**Given exercise**
Make an exact copy of all the records.

**Records for the task**
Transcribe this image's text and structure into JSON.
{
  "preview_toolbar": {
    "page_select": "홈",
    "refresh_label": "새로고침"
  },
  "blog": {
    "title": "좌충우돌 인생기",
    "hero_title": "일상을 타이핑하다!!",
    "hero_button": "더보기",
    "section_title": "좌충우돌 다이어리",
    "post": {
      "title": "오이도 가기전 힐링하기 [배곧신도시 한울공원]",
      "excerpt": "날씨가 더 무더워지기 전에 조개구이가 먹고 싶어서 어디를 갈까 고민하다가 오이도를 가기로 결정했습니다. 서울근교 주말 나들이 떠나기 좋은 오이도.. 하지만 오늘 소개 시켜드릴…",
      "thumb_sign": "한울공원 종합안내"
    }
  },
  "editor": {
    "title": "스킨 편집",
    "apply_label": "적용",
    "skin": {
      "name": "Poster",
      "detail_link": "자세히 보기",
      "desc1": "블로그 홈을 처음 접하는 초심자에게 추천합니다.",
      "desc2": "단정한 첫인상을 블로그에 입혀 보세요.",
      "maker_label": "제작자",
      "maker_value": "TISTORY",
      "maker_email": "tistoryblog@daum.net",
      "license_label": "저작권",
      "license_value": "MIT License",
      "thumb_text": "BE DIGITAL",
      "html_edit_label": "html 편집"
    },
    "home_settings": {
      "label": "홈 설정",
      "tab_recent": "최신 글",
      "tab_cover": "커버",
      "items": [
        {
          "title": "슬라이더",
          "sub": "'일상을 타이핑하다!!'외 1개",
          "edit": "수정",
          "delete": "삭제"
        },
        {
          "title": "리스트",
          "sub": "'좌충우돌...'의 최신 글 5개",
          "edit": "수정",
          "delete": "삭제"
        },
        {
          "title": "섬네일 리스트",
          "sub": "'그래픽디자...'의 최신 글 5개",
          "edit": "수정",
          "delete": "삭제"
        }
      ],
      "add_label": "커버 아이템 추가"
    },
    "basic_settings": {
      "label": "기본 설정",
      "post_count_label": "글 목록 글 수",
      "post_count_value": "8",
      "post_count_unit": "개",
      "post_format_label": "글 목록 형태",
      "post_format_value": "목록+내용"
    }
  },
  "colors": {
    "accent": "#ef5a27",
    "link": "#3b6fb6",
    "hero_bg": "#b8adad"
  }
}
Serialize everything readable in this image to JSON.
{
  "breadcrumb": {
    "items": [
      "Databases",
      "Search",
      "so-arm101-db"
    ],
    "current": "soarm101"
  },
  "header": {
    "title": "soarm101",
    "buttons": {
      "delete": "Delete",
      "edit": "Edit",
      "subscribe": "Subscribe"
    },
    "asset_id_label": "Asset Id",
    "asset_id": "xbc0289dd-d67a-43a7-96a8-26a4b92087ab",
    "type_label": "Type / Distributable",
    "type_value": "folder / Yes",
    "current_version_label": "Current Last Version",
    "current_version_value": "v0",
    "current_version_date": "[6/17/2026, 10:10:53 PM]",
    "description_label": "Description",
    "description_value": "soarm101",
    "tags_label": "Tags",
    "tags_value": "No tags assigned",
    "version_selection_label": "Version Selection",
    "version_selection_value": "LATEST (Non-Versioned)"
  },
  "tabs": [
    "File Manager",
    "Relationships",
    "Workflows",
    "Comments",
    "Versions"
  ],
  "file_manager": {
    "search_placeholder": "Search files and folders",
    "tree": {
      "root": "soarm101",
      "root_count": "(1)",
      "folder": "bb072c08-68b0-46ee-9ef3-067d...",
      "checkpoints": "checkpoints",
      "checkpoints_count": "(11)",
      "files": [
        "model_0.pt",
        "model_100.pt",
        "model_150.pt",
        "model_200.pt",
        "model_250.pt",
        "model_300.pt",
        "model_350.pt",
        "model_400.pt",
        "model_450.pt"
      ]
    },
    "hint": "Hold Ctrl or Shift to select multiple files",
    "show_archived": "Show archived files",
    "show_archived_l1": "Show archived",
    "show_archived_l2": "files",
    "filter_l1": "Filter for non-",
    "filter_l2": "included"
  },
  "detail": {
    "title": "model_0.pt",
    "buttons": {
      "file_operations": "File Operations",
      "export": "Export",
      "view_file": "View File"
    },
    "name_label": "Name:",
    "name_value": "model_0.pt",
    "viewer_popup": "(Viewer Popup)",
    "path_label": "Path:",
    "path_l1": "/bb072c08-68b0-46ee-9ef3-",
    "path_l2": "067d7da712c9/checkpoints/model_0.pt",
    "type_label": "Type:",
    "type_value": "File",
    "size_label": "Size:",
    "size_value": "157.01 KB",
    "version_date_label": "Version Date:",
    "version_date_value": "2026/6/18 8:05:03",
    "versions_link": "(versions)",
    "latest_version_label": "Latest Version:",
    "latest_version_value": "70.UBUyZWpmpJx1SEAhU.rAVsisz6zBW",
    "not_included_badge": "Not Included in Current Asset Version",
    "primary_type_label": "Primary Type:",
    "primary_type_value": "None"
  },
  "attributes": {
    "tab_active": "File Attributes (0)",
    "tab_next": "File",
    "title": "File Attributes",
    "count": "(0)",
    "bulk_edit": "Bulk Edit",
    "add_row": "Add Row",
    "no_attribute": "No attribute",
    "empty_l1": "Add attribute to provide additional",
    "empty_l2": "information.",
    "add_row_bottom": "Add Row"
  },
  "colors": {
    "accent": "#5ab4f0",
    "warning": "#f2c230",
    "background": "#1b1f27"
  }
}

**Written solution**
Transcribe this image's text and structure into JSON.
{
  "preview_toolbar": {
    "page_select": "홈",
    "refresh_label": "새로고침"
  },
  "blog": {
    "title": "좌충우돌 인생기",
    "hero_title": "일상을 타이핑하다!!",
    "hero_button": "더보기",
    "section_title": "좌충우돌 다이어리",
    "post": {
      "title": "오이도 가기전 힐링하기 [배곧신도시 한울공원]",
      "excerpt": "날씨가 더 무더워지기 전에 조개구이가 먹고 싶어서 어디를 갈까 고민하다가 오이도를 가기로 결정했습니다. 서울근교 주말 나들이 떠나기 좋은 오이도.. 하지만 오늘 소개 시켜드릴…",
      "thumb_sign": "한울공원 종합안내"
    }
  },
  "editor": {
    "title": "스킨 편집",
    "apply_label": "적용",
    "skin": {
      "name": "Poster",
      "detail_link": "자세히 보기",
      "desc1": "블로그 홈을 처음 접하는 초심자에게 추천합니다.",
      "desc2": "단정한 첫인상을 블로그에 입혀 보세요.",
      "maker_label": "제작자",
      "maker_value": "TISTORY",
      "maker_email": "tistoryblog@daum.net",
      "license_label": "저작권",
      "license_value": "MIT License",
      "thumb_text": "BE DIGITAL",
      "html_edit_label": "html 편집"
    },
    "home_settings": {
      "label": "홈 설정",
      "tab_recent": "최신 글",
      "tab_cover": "커버",
      "items": [
        {
          "title": "슬라이더",
          "sub": "'일상을 타이핑하다!!'외 1개",
          "edit": "수정",
          "delete": "삭제"
        },
        {
          "title": "리스트",
          "sub": "'좌충우돌...'의 최신 글 5개",
          "edit": "수정",
          "delete": "삭제"
        },
        {
          "title": "섬네일 리스트",
          "sub": "'그래픽디자...'의 최신 글 5개",
          "edit": "수정",
          "delete": "삭제"
        }
      ],
      "add_label": "커버 아이템 추가"
    },
    "basic_settings": {
      "label": "기본 설정",
      "post_count_label": "글 목록 글 수",
      "post_count_value": "8",
      "post_count_unit": "개",
      "post_format_label": "글 목록 형태",
      "post_format_value": "목록+내용"
    }
  },
  "colors": {
    "accent": "#ef5a27",
    "link": "#3b6fb6",
    "hero_bg": "#b8adad"
  }
}
Serialize everything readable in this image to JSON.
{
  "breadcrumb": {
    "items": [
      "Databases",
      "Search",
      "so-arm101-db"
    ],
    "current": "soarm101"
  },
  "header": {
    "title": "soarm101",
    "buttons": {
      "delete": "Delete",
      "edit": "Edit",
      "subscribe": "Subscribe"
    },
    "asset_id_label": "Asset Id",
    "asset_id": "xbc0289dd-d67a-43a7-96a8-26a4b92087ab",
    "type_label": "Type / Distributable",
    "type_value": "folder / Yes",
    "current_version_label": "Current Last Version",
    "current_version_value": "v0",
    "current_version_date": "[6/17/2026, 10:10:53 PM]",
    "description_label": "Description",
    "description_value": "soarm101",
    "tags_label": "Tags",
    "tags_value": "No tags assigned",
    "version_selection_label": "Version Selection",
    "version_selection_value": "LATEST (Non-Versioned)"
  },
  "tabs": [
    "File Manager",
    "Relationships",
    "Workflows",
    "Comments",
    "Versions"
  ],
  "file_manager": {
    "search_placeholder": "Search files and folders",
    "tree": {
      "root": "soarm101",
      "root_count": "(1)",
      "folder": "bb072c08-68b0-46ee-9ef3-067d...",
      "checkpoints": "checkpoints",
      "checkpoints_count": "(11)",
      "files": [
        "model_0.pt",
        "model_100.pt",
        "model_150.pt",
        "model_200.pt",
        "model_250.pt",
        "model_300.pt",
        "model_350.pt",
        "model_400.pt",
        "model_450.pt"
      ]
    },
    "hint": "Hold Ctrl or Shift to select multiple files",
    "show_archived": "Show archived files",
    "show_archived_l1": "Show archived",
    "show_archived_l2": "files",
    "filter_l1": "Filter for non-",
    "filter_l2": "included"
  },
  "detail": {
    "title": "model_0.pt",
    "buttons": {
      "file_operations": "File Operations",
      "export": "Export",
      "view_file": "View File"
    },
    "name_label": "Name:",
    "name_value": "model_0.pt",
    "viewer_popup": "(Viewer Popup)",
    "path_label": "Path:",
    "path_l1": "/bb072c08-68b0-46ee-9ef3-",
    "path_l2": "067d7da712c9/checkpoints/model_0.pt",
    "type_label": "Type:",
    "type_value": "File",
    "size_label": "Size:",
    "size_value": "157.01 KB",
    "version_date_label": "Version Date:",
    "version_date_value": "2026/6/18 8:05:03",
    "versions_link": "(versions)",
    "latest_version_label": "Latest Version:",
    "latest_version_value": "70.UBUyZWpmpJx1SEAhU.rAVsisz6zBW",
    "not_included_badge": "Not Included in Current Asset Version",
    "primary_type_label": "Primary Type:",
    "primary_type_value": "None"
  },
  "attributes": {
    "tab_active": "File Attributes (0)",
    "tab_next": "File",
    "title": "File Attributes",
    "count": "(0)",
    "bulk_edit": "Bulk Edit",
    "add_row": "Add Row",
    "no_attribute": "No attribute",
    "empty_l1": "Add attribute to provide additional",
    "empty_l2": "information.",
    "add_row_bottom": "Add Row"
  },
  "colors": {
    "accent": "#5ab4f0",
    "warning": "#f2c230",
    "background": "#1b1f27"
  }
}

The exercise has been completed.